Data records
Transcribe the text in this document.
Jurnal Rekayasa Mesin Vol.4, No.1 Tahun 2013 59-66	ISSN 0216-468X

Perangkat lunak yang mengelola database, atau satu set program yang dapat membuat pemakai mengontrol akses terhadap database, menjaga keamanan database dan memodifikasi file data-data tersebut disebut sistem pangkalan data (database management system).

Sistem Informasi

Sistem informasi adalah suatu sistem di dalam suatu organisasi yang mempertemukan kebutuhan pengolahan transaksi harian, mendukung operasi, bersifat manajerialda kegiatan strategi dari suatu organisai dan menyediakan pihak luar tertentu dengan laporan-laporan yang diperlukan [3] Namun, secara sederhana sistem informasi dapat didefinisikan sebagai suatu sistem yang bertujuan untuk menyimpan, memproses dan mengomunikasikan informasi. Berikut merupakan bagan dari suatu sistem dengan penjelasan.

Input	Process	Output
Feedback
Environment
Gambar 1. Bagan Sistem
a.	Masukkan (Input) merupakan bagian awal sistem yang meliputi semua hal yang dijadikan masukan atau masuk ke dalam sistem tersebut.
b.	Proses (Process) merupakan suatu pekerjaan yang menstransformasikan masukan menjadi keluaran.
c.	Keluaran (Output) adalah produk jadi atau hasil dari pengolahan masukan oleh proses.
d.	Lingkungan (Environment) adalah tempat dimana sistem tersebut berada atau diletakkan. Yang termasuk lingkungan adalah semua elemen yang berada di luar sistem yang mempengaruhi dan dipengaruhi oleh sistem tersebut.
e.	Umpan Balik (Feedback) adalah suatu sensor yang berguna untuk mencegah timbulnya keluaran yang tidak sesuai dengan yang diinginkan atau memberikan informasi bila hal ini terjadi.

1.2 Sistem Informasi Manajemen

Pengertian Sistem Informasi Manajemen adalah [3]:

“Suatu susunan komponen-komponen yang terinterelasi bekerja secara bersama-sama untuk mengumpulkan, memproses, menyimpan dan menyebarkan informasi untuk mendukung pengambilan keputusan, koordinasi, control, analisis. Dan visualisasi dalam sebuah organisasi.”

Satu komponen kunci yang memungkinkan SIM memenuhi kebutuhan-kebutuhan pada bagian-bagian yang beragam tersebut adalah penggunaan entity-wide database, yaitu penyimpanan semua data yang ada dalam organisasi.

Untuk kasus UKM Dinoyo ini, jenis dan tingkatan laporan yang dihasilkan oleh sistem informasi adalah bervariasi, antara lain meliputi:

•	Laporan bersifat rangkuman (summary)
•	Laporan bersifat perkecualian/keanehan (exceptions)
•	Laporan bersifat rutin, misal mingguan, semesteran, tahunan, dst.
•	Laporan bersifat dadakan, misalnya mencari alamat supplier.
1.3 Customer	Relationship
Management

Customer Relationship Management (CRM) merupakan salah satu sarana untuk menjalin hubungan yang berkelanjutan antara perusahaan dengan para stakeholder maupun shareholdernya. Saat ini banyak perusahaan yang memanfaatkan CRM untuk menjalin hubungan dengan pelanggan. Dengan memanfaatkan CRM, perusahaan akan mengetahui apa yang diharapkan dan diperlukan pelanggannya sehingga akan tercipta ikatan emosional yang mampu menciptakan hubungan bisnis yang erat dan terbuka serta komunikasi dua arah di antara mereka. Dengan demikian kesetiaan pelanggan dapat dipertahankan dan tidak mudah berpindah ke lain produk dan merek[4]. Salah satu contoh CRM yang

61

Given instruction: Read through the lines above and collect those that contain the string "menyimpan".

Task answer:
Sistem informasi adalah suatu sistem di dalam suatu organisasi yang mempertemukan kebutuhan pengolahan transaksi harian, mendukung operasi, bersifat manajerialda kegiatan strategi dari suatu organisai dan menyediakan pihak luar tertentu dengan laporan-laporan yang diperlukan [3] Namun, secara sederhana sistem informasi dapat didefinisikan sebagai suatu sistem yang bertujuan untuk menyimpan, memproses dan mengomunikasikan informasi. Berikut merupakan bagan dari suatu sistem dengan penjelasan.
“Suatu susunan komponen-komponen yang terinterelasi bekerja secara bersama-sama untuk mengumpulkan, memproses, menyimpan dan menyebarkan informasi untuk mendukung pengambilan keputusan, koordinasi, control, analisis. Dan visualisasi dalam sebuah organisasi.”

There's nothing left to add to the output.